Data excerpts:
________

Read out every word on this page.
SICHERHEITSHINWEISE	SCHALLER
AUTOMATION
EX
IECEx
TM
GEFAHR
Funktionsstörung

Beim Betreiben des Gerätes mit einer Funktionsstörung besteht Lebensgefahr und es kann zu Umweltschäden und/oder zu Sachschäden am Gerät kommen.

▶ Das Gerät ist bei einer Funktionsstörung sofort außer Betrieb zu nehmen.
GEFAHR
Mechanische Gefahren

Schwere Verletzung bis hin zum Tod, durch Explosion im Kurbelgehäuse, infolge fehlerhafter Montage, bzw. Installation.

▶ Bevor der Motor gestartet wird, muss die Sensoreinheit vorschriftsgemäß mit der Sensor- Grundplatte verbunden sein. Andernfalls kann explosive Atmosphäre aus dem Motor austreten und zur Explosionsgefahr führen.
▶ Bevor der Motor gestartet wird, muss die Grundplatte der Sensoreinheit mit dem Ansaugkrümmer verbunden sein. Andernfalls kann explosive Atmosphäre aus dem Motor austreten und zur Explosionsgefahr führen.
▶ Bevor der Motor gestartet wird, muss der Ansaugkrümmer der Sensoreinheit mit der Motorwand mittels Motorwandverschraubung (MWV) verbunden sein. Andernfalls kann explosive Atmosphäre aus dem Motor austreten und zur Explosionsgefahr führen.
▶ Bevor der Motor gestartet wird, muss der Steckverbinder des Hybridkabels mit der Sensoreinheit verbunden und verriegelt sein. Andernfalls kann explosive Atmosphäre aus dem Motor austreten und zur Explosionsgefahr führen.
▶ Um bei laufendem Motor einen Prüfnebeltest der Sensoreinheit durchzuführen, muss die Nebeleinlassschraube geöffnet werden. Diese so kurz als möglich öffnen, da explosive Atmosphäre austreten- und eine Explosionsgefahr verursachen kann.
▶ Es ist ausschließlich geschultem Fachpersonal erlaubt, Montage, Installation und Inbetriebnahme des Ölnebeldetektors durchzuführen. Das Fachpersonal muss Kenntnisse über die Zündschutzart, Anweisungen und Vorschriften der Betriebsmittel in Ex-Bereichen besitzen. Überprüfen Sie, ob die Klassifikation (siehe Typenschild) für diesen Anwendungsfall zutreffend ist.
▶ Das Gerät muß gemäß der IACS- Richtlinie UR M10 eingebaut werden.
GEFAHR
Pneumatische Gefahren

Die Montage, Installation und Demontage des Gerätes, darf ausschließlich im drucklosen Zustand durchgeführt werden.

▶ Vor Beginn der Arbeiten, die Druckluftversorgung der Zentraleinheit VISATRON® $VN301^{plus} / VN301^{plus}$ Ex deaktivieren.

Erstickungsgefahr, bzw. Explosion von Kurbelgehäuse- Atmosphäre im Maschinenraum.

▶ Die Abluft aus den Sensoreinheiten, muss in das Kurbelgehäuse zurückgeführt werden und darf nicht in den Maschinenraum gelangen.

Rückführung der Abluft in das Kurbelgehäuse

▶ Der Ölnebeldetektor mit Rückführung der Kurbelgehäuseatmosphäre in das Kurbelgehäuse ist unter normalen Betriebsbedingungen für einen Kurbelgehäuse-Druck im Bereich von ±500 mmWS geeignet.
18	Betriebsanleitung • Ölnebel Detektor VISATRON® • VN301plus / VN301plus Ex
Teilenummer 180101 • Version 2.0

________

» **Task description**:
Extract every record. Keep wording exact.

» **Response below**:
Read out every word on this page.
SICHERHEITSHINWEISE	SCHALLER
AUTOMATION
EX
IECEx
TM
GEFAHR
Funktionsstörung

Beim Betreiben des Gerätes mit einer Funktionsstörung besteht Lebensgefahr und es kann zu Umweltschäden und/oder zu Sachschäden am Gerät kommen.

▶ Das Gerät ist bei einer Funktionsstörung sofort außer Betrieb zu nehmen.
GEFAHR
Mechanische Gefahren

Schwere Verletzung bis hin zum Tod, durch Explosion im Kurbelgehäuse, infolge fehlerhafter Montage, bzw. Installation.

▶ Bevor der Motor gestartet wird, muss die Sensoreinheit vorschriftsgemäß mit der Sensor- Grundplatte verbunden sein. Andernfalls kann explosive Atmosphäre aus dem Motor austreten und zur Explosionsgefahr führen.
▶ Bevor der Motor gestartet wird, muss die Grundplatte der Sensoreinheit mit dem Ansaugkrümmer verbunden sein. Andernfalls kann explosive Atmosphäre aus dem Motor austreten und zur Explosionsgefahr führen.
▶ Bevor der Motor gestartet wird, muss der Ansaugkrümmer der Sensoreinheit mit der Motorwand mittels Motorwandverschraubung (MWV) verbunden sein. Andernfalls kann explosive Atmosphäre aus dem Motor austreten und zur Explosionsgefahr führen.
▶ Bevor der Motor gestartet wird, muss der Steckverbinder des Hybridkabels mit der Sensoreinheit verbunden und verriegelt sein. Andernfalls kann explosive Atmosphäre aus dem Motor austreten und zur Explosionsgefahr führen.
▶ Um bei laufendem Motor einen Prüfnebeltest der Sensoreinheit durchzuführen, muss die Nebeleinlassschraube geöffnet werden. Diese so kurz als möglich öffnen, da explosive Atmosphäre austreten- und eine Explosionsgefahr verursachen kann.
▶ Es ist ausschließlich geschultem Fachpersonal erlaubt, Montage, Installation und Inbetriebnahme des Ölnebeldetektors durchzuführen. Das Fachpersonal muss Kenntnisse über die Zündschutzart, Anweisungen und Vorschriften der Betriebsmittel in Ex-Bereichen besitzen. Überprüfen Sie, ob die Klassifikation (siehe Typenschild) für diesen Anwendungsfall zutreffend ist.
▶ Das Gerät muß gemäß der IACS- Richtlinie UR M10 eingebaut werden.
GEFAHR
Pneumatische Gefahren

Die Montage, Installation und Demontage des Gerätes, darf ausschließlich im drucklosen Zustand durchgeführt werden.

▶ Vor Beginn der Arbeiten, die Druckluftversorgung der Zentraleinheit VISATRON® $VN301^{plus} / VN301^{plus}$ Ex deaktivieren.

Erstickungsgefahr, bzw. Explosion von Kurbelgehäuse- Atmosphäre im Maschinenraum.

▶ Die Abluft aus den Sensoreinheiten, muss in das Kurbelgehäuse zurückgeführt werden und darf nicht in den Maschinenraum gelangen.

Rückführung der Abluft in das Kurbelgehäuse

▶ Der Ölnebeldetektor mit Rückführung der Kurbelgehäuseatmosphäre in das Kurbelgehäuse ist unter normalen Betriebsbedingungen für einen Kurbelgehäuse-Druck im Bereich von ±500 mmWS geeignet.
18	Betriebsanleitung • Ölnebel Detektor VISATRON® • VN301plus / VN301plus Ex
Teilenummer 180101 • Version 2.0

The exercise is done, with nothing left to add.